**What you are asked to do:**
Transcribe every entry word for word, leaving out all images.

-- start of Data for processing --

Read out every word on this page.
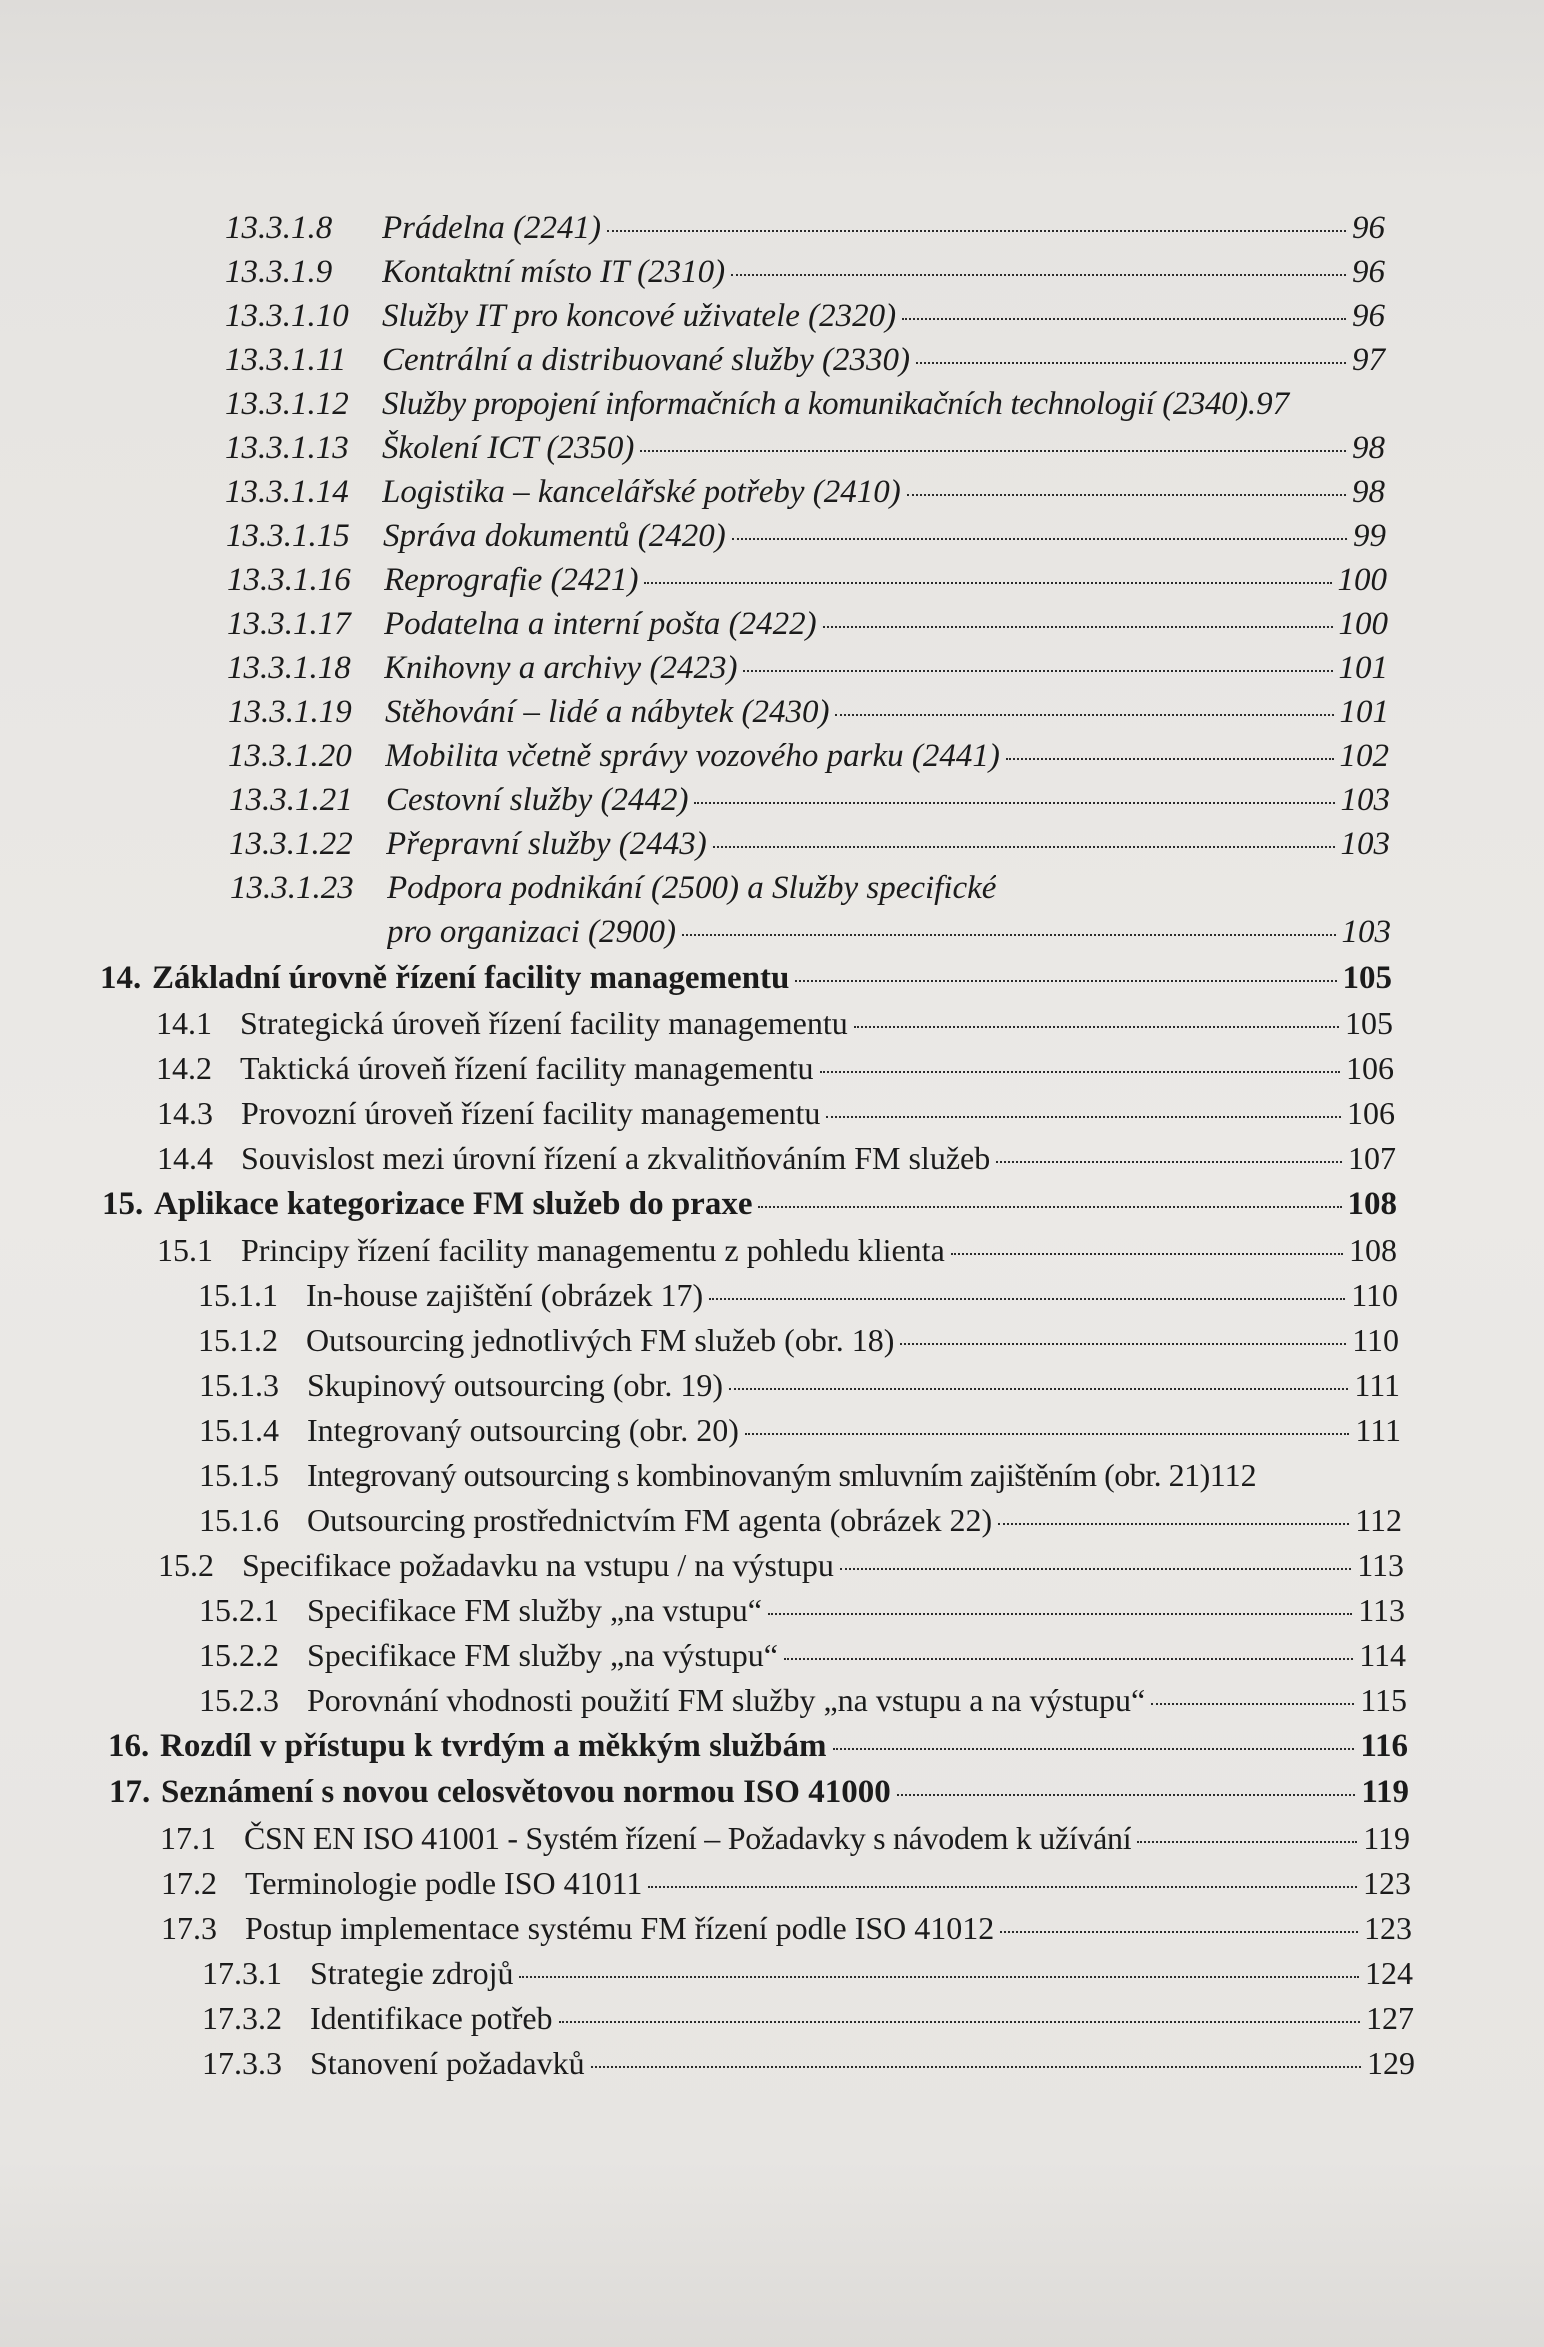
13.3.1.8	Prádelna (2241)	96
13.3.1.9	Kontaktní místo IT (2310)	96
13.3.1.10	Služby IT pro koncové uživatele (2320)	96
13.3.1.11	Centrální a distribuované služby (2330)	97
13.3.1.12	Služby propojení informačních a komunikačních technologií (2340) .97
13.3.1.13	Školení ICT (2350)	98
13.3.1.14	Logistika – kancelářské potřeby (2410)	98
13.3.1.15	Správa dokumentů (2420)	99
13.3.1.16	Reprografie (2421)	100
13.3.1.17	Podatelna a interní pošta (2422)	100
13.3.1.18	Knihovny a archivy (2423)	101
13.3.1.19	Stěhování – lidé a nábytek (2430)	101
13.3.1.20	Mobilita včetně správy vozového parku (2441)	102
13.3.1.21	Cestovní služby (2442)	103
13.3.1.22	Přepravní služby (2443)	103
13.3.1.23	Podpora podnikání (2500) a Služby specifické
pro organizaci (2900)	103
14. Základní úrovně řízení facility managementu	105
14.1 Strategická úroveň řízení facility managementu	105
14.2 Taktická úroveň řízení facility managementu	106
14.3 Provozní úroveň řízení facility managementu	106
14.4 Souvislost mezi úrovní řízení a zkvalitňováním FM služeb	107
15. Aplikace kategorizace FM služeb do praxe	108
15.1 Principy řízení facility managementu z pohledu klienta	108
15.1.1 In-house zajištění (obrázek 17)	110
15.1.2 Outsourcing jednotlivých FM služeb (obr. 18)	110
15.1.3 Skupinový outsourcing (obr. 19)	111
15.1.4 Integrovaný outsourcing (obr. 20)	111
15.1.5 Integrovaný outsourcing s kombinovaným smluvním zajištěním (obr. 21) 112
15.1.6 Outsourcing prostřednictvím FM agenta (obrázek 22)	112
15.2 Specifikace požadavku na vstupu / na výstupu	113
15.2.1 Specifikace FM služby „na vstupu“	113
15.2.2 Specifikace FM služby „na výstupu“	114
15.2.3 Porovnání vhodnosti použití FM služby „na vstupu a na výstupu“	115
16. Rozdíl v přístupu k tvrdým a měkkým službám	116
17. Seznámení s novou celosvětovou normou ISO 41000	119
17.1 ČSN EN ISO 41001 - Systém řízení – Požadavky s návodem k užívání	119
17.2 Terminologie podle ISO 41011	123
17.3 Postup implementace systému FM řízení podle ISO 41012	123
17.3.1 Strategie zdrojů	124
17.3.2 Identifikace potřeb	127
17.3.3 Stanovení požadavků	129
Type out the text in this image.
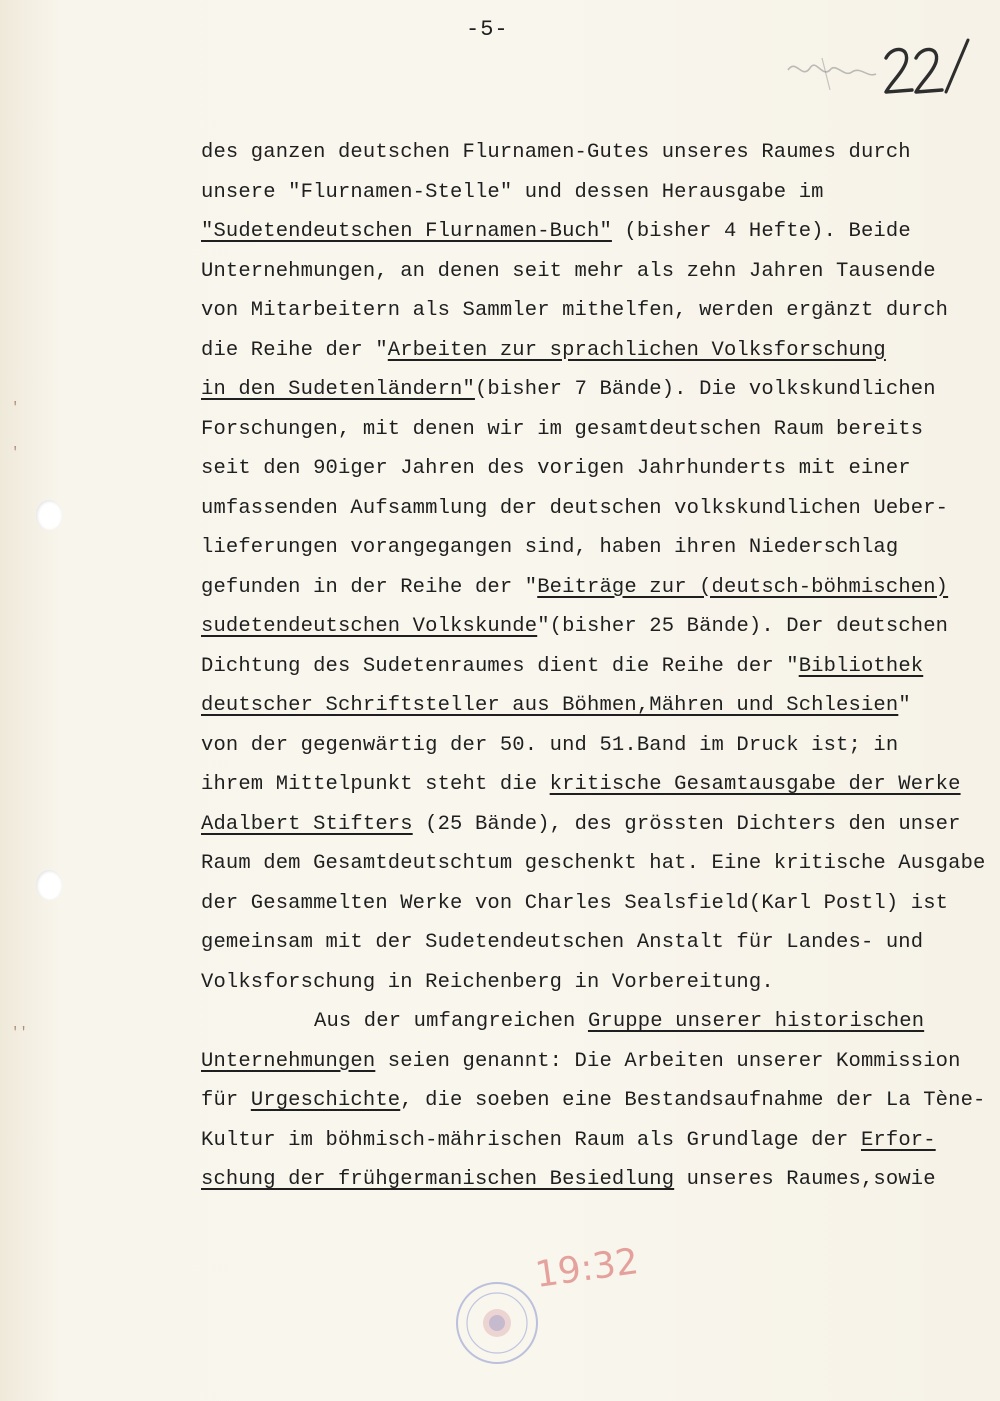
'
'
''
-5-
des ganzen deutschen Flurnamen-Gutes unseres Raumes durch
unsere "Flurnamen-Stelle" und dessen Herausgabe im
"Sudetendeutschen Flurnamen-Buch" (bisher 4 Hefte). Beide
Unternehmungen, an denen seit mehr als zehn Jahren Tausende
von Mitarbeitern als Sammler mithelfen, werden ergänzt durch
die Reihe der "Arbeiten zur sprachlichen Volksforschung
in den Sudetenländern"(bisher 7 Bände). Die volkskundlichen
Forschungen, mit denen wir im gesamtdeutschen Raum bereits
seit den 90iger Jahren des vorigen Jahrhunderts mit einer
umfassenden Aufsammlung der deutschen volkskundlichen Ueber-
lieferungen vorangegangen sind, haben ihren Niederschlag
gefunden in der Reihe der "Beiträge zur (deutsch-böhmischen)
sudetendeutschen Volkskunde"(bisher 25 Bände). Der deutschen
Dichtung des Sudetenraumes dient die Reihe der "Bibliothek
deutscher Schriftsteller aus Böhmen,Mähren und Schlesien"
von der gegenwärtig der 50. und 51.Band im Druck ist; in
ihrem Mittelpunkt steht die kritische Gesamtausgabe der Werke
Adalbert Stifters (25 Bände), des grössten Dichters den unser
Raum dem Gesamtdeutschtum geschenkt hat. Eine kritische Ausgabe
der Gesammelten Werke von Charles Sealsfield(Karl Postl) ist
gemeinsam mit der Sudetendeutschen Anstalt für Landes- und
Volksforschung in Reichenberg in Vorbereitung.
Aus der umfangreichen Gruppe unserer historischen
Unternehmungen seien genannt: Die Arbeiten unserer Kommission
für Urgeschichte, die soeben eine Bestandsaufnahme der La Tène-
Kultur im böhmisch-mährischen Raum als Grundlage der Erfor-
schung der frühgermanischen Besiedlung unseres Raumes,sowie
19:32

-- end of Data for processing --

**Reply:**
Read out every word on this page.
13.3.1.8	Prádelna (2241)	96
13.3.1.9	Kontaktní místo IT (2310)	96
13.3.1.10	Služby IT pro koncové uživatele (2320)	96
13.3.1.11	Centrální a distribuované služby (2330)	97
13.3.1.12	Služby propojení informačních a komunikačních technologií (2340) .97
13.3.1.13	Školení ICT (2350)	98
13.3.1.14	Logistika – kancelářské potřeby (2410)	98
13.3.1.15	Správa dokumentů (2420)	99
13.3.1.16	Reprografie (2421)	100
13.3.1.17	Podatelna a interní pošta (2422)	100
13.3.1.18	Knihovny a archivy (2423)	101
13.3.1.19	Stěhování – lidé a nábytek (2430)	101
13.3.1.20	Mobilita včetně správy vozového parku (2441)	102
13.3.1.21	Cestovní služby (2442)	103
13.3.1.22	Přepravní služby (2443)	103
13.3.1.23	Podpora podnikání (2500) a Služby specifické
pro organizaci (2900)	103
14. Základní úrovně řízení facility managementu	105
14.1 Strategická úroveň řízení facility managementu	105
14.2 Taktická úroveň řízení facility managementu	106
14.3 Provozní úroveň řízení facility managementu	106
14.4 Souvislost mezi úrovní řízení a zkvalitňováním FM služeb	107
15. Aplikace kategorizace FM služeb do praxe	108
15.1 Principy řízení facility managementu z pohledu klienta	108
15.1.1 In-house zajištění (obrázek 17)	110
15.1.2 Outsourcing jednotlivých FM služeb (obr. 18)	110
15.1.3 Skupinový outsourcing (obr. 19)	111
15.1.4 Integrovaný outsourcing (obr. 20)	111
15.1.5 Integrovaný outsourcing s kombinovaným smluvním zajištěním (obr. 21) 112
15.1.6 Outsourcing prostřednictvím FM agenta (obrázek 22)	112
15.2 Specifikace požadavku na vstupu / na výstupu	113
15.2.1 Specifikace FM služby „na vstupu“	113
15.2.2 Specifikace FM služby „na výstupu“	114
15.2.3 Porovnání vhodnosti použití FM služby „na vstupu a na výstupu“	115
16. Rozdíl v přístupu k tvrdým a měkkým službám	116
17. Seznámení s novou celosvětovou normou ISO 41000	119
17.1 ČSN EN ISO 41001 - Systém řízení – Požadavky s návodem k užívání	119
17.2 Terminologie podle ISO 41011	123
17.3 Postup implementace systému FM řízení podle ISO 41012	123
17.3.1 Strategie zdrojů	124
17.3.2 Identifikace potřeb	127
17.3.3 Stanovení požadavků	129
Type out the text in this image.
'
'
''
-5-
des ganzen deutschen Flurnamen-Gutes unseres Raumes durch
unsere "Flurnamen-Stelle" und dessen Herausgabe im
"Sudetendeutschen Flurnamen-Buch" (bisher 4 Hefte). Beide
Unternehmungen, an denen seit mehr als zehn Jahren Tausende
von Mitarbeitern als Sammler mithelfen, werden ergänzt durch
die Reihe der "Arbeiten zur sprachlichen Volksforschung
in den Sudetenländern"(bisher 7 Bände). Die volkskundlichen
Forschungen, mit denen wir im gesamtdeutschen Raum bereits
seit den 90iger Jahren des vorigen Jahrhunderts mit einer
umfassenden Aufsammlung der deutschen volkskundlichen Ueber-
lieferungen vorangegangen sind, haben ihren Niederschlag
gefunden in der Reihe der "Beiträge zur (deutsch-böhmischen)
sudetendeutschen Volkskunde"(bisher 25 Bände). Der deutschen
Dichtung des Sudetenraumes dient die Reihe der "Bibliothek
deutscher Schriftsteller aus Böhmen,Mähren und Schlesien"
von der gegenwärtig der 50. und 51.Band im Druck ist; in
ihrem Mittelpunkt steht die kritische Gesamtausgabe der Werke
Adalbert Stifters (25 Bände), des grössten Dichters den unser
Raum dem Gesamtdeutschtum geschenkt hat. Eine kritische Ausgabe
der Gesammelten Werke von Charles Sealsfield(Karl Postl) ist
gemeinsam mit der Sudetendeutschen Anstalt für Landes- und
Volksforschung in Reichenberg in Vorbereitung.
Aus der umfangreichen Gruppe unserer historischen
Unternehmungen seien genannt: Die Arbeiten unserer Kommission
für Urgeschichte, die soeben eine Bestandsaufnahme der La Tène-
Kultur im böhmisch-mährischen Raum als Grundlage der Erfor-
schung der frühgermanischen Besiedlung unseres Raumes,sowie
19:32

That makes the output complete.